Problem details ▸
An exact reproduction of the records is required, with all images left out.

================================

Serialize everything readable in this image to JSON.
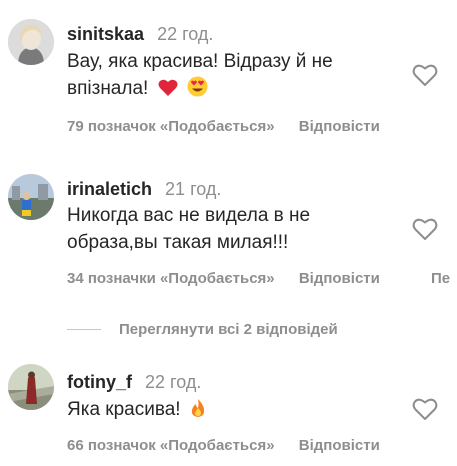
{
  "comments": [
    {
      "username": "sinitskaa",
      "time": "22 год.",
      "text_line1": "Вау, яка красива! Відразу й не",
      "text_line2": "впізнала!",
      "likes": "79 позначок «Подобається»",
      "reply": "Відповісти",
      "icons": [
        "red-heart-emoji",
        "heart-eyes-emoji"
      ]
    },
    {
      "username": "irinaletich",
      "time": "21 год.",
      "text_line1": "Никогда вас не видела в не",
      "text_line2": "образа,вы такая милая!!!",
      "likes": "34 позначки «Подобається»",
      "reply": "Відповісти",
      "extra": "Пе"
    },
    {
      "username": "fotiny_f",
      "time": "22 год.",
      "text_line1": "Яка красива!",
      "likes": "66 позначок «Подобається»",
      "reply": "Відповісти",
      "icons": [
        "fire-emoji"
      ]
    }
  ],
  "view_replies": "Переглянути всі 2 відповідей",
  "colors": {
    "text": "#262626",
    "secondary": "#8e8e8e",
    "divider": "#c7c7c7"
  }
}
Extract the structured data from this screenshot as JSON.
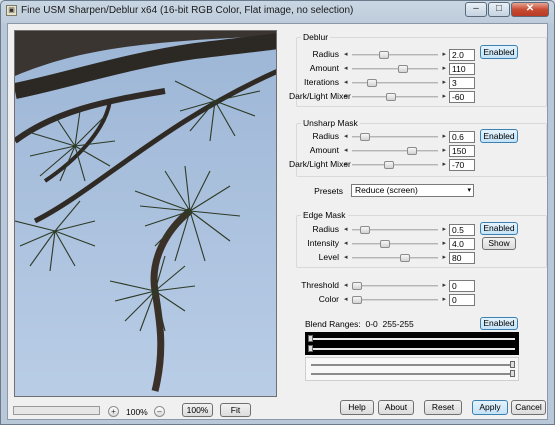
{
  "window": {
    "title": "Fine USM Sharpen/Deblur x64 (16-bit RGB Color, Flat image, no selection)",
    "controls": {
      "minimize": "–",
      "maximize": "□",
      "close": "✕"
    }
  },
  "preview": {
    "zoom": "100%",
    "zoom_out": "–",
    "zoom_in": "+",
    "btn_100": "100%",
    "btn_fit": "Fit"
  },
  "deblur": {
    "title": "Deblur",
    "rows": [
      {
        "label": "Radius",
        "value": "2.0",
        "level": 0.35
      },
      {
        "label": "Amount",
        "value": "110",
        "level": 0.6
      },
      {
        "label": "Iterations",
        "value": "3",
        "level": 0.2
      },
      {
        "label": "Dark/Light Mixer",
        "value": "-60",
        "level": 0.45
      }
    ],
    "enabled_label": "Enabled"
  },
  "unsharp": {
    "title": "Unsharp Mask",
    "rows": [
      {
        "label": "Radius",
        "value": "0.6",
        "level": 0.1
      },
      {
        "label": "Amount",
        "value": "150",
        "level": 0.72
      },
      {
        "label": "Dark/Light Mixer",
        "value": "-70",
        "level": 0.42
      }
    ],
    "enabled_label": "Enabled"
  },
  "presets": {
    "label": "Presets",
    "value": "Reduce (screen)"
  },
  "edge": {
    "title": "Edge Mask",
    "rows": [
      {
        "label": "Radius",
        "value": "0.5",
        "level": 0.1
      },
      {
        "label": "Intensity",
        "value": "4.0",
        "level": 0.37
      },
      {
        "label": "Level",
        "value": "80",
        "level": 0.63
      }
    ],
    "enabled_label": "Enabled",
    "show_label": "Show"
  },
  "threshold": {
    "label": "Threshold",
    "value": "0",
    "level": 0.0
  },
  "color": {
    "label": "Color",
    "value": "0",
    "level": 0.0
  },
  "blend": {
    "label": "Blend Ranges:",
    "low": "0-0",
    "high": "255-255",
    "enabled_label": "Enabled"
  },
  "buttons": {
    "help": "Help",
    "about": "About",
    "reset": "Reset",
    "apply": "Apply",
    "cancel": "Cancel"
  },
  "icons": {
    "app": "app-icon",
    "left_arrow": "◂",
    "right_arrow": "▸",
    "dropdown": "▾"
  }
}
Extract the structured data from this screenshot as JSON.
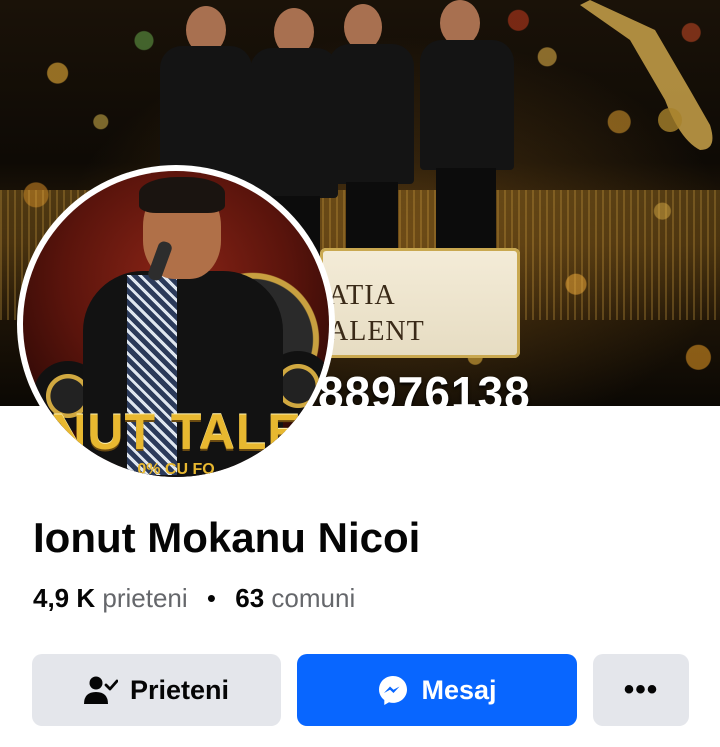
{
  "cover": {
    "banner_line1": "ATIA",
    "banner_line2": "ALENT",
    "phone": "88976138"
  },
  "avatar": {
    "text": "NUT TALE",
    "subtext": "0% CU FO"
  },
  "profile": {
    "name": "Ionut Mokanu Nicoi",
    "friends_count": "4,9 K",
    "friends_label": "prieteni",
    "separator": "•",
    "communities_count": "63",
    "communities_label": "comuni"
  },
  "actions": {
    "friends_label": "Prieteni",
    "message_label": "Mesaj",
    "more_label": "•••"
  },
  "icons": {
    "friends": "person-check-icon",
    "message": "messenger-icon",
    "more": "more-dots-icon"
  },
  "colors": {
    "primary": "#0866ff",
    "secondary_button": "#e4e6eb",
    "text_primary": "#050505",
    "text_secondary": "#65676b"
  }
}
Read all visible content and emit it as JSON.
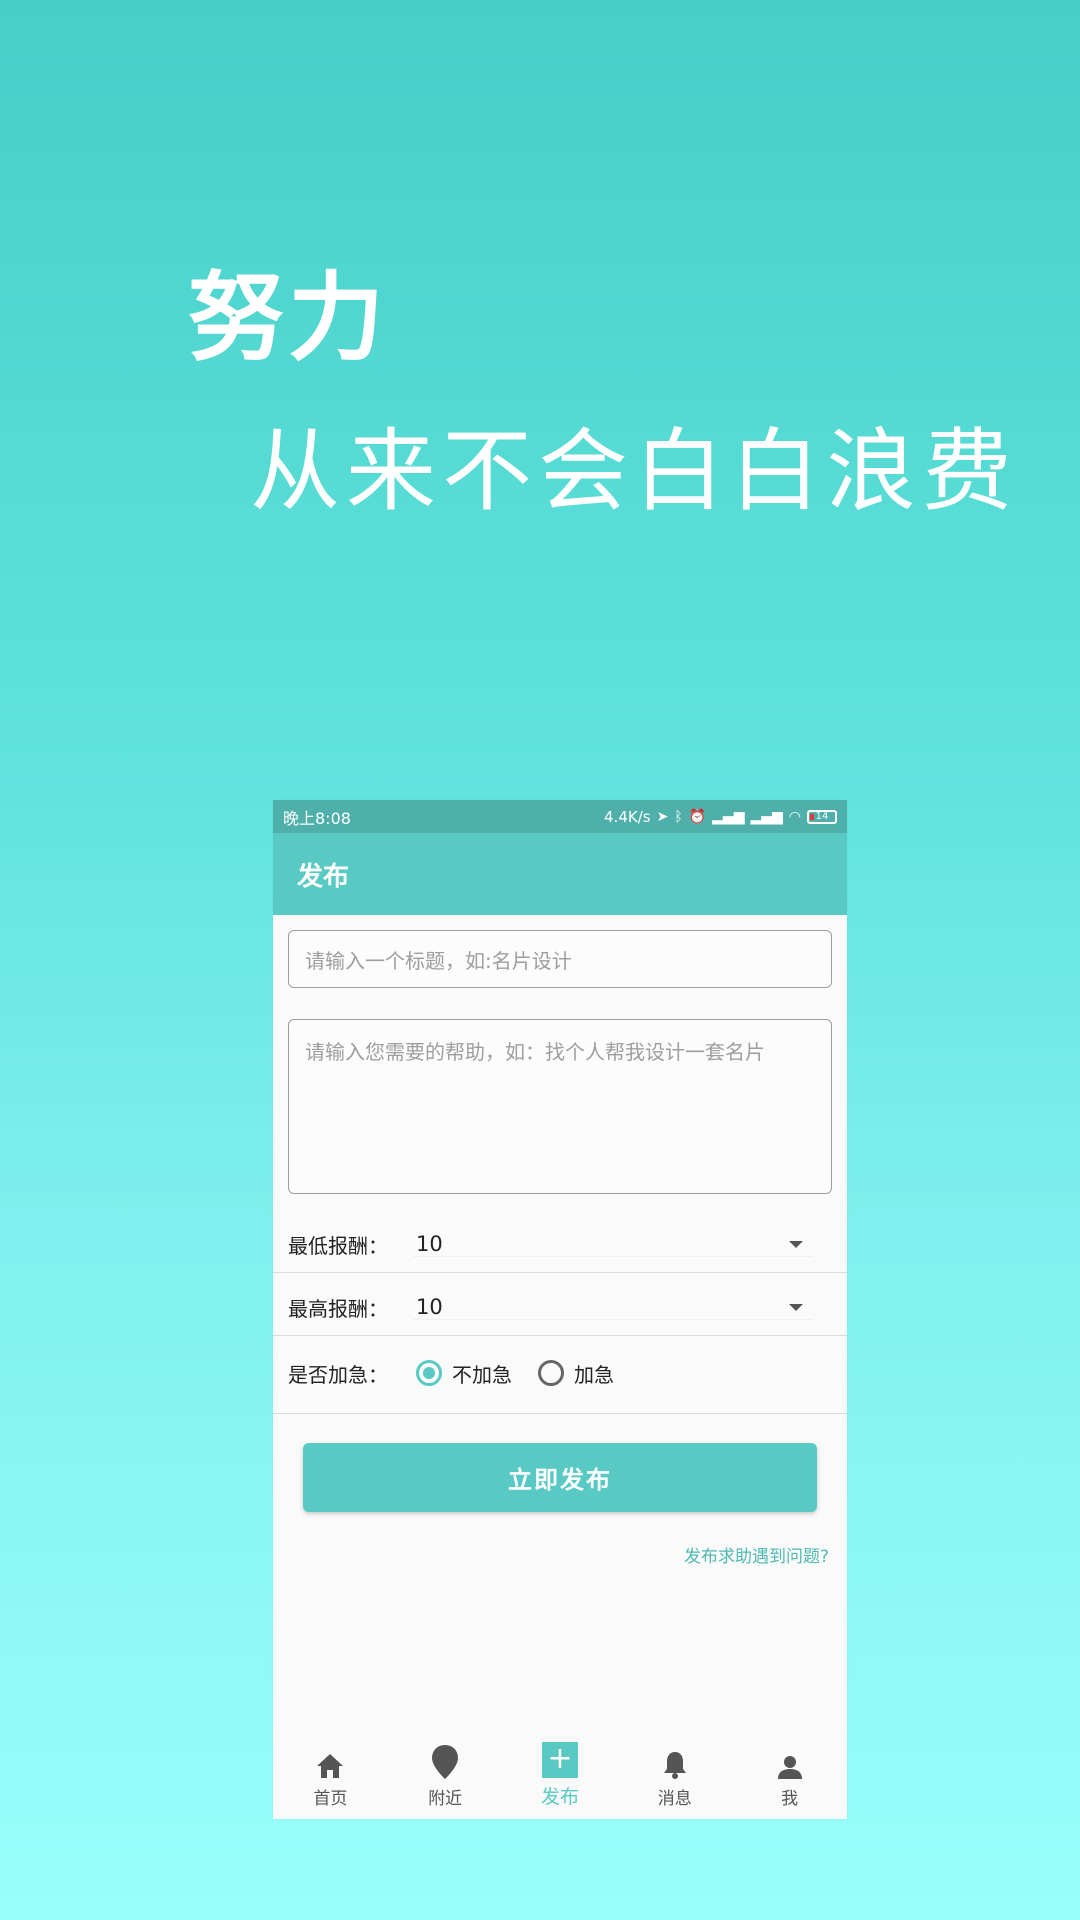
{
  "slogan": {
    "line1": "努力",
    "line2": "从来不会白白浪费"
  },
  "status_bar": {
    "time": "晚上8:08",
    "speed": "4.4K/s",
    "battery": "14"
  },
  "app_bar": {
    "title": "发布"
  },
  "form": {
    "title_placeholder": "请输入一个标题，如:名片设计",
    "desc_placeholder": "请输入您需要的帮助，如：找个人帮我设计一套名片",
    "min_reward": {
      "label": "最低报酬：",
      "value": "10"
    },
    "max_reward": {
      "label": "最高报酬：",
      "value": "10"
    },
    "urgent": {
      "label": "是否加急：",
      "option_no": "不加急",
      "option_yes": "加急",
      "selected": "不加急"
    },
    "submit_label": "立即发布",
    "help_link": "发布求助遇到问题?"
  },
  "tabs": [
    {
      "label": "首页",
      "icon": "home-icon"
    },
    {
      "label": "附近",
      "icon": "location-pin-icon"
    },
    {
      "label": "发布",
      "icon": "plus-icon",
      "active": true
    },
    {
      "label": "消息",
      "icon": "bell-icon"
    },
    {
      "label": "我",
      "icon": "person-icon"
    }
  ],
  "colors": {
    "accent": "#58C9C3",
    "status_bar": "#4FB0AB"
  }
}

================================

Full response ▸
Serialize everything readable in this image to JSON.
{
  "comments": [
    {
      "username": "sinitskaa",
      "time": "22 год.",
      "text_line1": "Вау, яка красива! Відразу й не",
      "text_line2": "впізнала!",
      "likes": "79 позначок «Подобається»",
      "reply": "Відповісти",
      "icons": [
        "red-heart-emoji",
        "heart-eyes-emoji"
      ]
    },
    {
      "username": "irinaletich",
      "time": "21 год.",
      "text_line1": "Никогда вас не видела в не",
      "text_line2": "образа,вы такая милая!!!",
      "likes": "34 позначки «Подобається»",
      "reply": "Відповісти",
      "extra": "Пе"
    },
    {
      "username": "fotiny_f",
      "time": "22 год.",
      "text_line1": "Яка красива!",
      "likes": "66 позначок «Подобається»",
      "reply": "Відповісти",
      "icons": [
        "fire-emoji"
      ]
    }
  ],
  "view_replies": "Переглянути всі 2 відповідей",
  "colors": {
    "text": "#262626",
    "secondary": "#8e8e8e",
    "divider": "#c7c7c7"
  }
}
Extract the structured data from this screenshot as JSON.
{
  "window": {
    "title": "Fine USM Sharpen/Deblur x64 (16-bit RGB Color, Flat image, no selection)",
    "controls": {
      "minimize": "–",
      "maximize": "□",
      "close": "✕"
    }
  },
  "preview": {
    "zoom": "100%",
    "zoom_out": "–",
    "zoom_in": "+",
    "btn_100": "100%",
    "btn_fit": "Fit"
  },
  "deblur": {
    "title": "Deblur",
    "rows": [
      {
        "label": "Radius",
        "value": "2.0",
        "level": 0.35
      },
      {
        "label": "Amount",
        "value": "110",
        "level": 0.6
      },
      {
        "label": "Iterations",
        "value": "3",
        "level": 0.2
      },
      {
        "label": "Dark/Light Mixer",
        "value": "-60",
        "level": 0.45
      }
    ],
    "enabled_label": "Enabled"
  },
  "unsharp": {
    "title": "Unsharp Mask",
    "rows": [
      {
        "label": "Radius",
        "value": "0.6",
        "level": 0.1
      },
      {
        "label": "Amount",
        "value": "150",
        "level": 0.72
      },
      {
        "label": "Dark/Light Mixer",
        "value": "-70",
        "level": 0.42
      }
    ],
    "enabled_label": "Enabled"
  },
  "presets": {
    "label": "Presets",
    "value": "Reduce (screen)"
  },
  "edge": {
    "title": "Edge Mask",
    "rows": [
      {
        "label": "Radius",
        "value": "0.5",
        "level": 0.1
      },
      {
        "label": "Intensity",
        "value": "4.0",
        "level": 0.37
      },
      {
        "label": "Level",
        "value": "80",
        "level": 0.63
      }
    ],
    "enabled_label": "Enabled",
    "show_label": "Show"
  },
  "threshold": {
    "label": "Threshold",
    "value": "0",
    "level": 0.0
  },
  "color": {
    "label": "Color",
    "value": "0",
    "level": 0.0
  },
  "blend": {
    "label": "Blend Ranges:",
    "low": "0-0",
    "high": "255-255",
    "enabled_label": "Enabled"
  },
  "buttons": {
    "help": "Help",
    "about": "About",
    "reset": "Reset",
    "apply": "Apply",
    "cancel": "Cancel"
  },
  "icons": {
    "app": "app-icon",
    "left_arrow": "◂",
    "right_arrow": "▸",
    "dropdown": "▾"
  }
}
Extract the structured data from this screenshot as JSON.
{
  "cover": {
    "banner_line1": "ATIA",
    "banner_line2": "ALENT",
    "phone": "88976138"
  },
  "avatar": {
    "text": "NUT TALE",
    "subtext": "0% CU FO"
  },
  "profile": {
    "name": "Ionut Mokanu Nicoi",
    "friends_count": "4,9 K",
    "friends_label": "prieteni",
    "separator": "•",
    "communities_count": "63",
    "communities_label": "comuni"
  },
  "actions": {
    "friends_label": "Prieteni",
    "message_label": "Mesaj",
    "more_label": "•••"
  },
  "icons": {
    "friends": "person-check-icon",
    "message": "messenger-icon",
    "more": "more-dots-icon"
  },
  "colors": {
    "primary": "#0866ff",
    "secondary_button": "#e4e6eb",
    "text_primary": "#050505",
    "text_secondary": "#65676b"
  }
}
Read all visible content and emit it as JSON.
{
  "slogan": {
    "line1": "努力",
    "line2": "从来不会白白浪费"
  },
  "status_bar": {
    "time": "晚上8:08",
    "speed": "4.4K/s",
    "battery": "14"
  },
  "app_bar": {
    "title": "发布"
  },
  "form": {
    "title_placeholder": "请输入一个标题，如:名片设计",
    "desc_placeholder": "请输入您需要的帮助，如：找个人帮我设计一套名片",
    "min_reward": {
      "label": "最低报酬：",
      "value": "10"
    },
    "max_reward": {
      "label": "最高报酬：",
      "value": "10"
    },
    "urgent": {
      "label": "是否加急：",
      "option_no": "不加急",
      "option_yes": "加急",
      "selected": "不加急"
    },
    "submit_label": "立即发布",
    "help_link": "发布求助遇到问题?"
  },
  "tabs": [
    {
      "label": "首页",
      "icon": "home-icon"
    },
    {
      "label": "附近",
      "icon": "location-pin-icon"
    },
    {
      "label": "发布",
      "icon": "plus-icon",
      "active": true
    },
    {
      "label": "消息",
      "icon": "bell-icon"
    },
    {
      "label": "我",
      "icon": "person-icon"
    }
  ],
  "colors": {
    "accent": "#58C9C3",
    "status_bar": "#4FB0AB"
  }
}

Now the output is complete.